• WRITTEN EXERCISE: Your output must consist solely of the lines from the one containing "Read all visible content and emit it as JSON." through the end of the records, reproduced exactly.

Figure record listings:
+ + + + +

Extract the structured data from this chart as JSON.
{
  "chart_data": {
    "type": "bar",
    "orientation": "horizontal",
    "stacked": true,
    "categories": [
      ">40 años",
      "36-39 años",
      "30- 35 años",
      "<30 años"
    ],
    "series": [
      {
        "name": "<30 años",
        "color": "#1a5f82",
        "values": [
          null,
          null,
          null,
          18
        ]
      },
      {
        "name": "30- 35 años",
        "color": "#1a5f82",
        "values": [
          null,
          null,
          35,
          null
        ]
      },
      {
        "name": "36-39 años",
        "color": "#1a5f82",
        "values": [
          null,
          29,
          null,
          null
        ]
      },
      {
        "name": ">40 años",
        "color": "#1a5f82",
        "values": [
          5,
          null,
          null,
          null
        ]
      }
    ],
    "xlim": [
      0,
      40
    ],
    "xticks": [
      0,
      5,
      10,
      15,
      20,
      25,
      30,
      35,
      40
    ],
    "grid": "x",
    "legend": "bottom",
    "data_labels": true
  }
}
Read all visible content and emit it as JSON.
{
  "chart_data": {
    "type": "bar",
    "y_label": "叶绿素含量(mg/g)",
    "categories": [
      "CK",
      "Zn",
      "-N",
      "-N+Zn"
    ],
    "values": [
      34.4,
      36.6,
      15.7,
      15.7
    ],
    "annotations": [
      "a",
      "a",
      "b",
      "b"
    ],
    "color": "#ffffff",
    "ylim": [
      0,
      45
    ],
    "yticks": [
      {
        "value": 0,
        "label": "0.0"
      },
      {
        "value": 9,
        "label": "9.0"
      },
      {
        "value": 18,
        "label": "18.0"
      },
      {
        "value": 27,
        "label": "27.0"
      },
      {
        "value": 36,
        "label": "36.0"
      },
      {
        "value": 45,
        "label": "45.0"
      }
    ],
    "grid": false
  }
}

+ + + + +

• SOLUTION TO THIS PROBLEM:
Read all visible content and emit it as JSON.
{
  "chart_data": {
    "type": "bar",
    "y_label": "叶绿素含量(mg/g)",
    "categories": [
      "CK",
      "Zn",
      "-N",
      "-N+Zn"
    ],
    "values": [
      34.4,
      36.6,
      15.7,
      15.7
    ],
    "annotations": [
      "a",
      "a",
      "b",
      "b"
    ],
    "color": "#ffffff",
    "ylim": [
      0,
      45
    ],
    "yticks": [
      {
        "value": 0,
        "label": "0.0"
      },
      {
        "value": 9,
        "label": "9.0"
      },
      {
        "value": 18,
        "label": "18.0"
      },
      {
        "value": 27,
        "label": "27.0"
      },
      {
        "value": 36,
        "label": "36.0"
      },
      {
        "value": 45,
        "label": "45.0"
      }
    ],
    "grid": false
  }
}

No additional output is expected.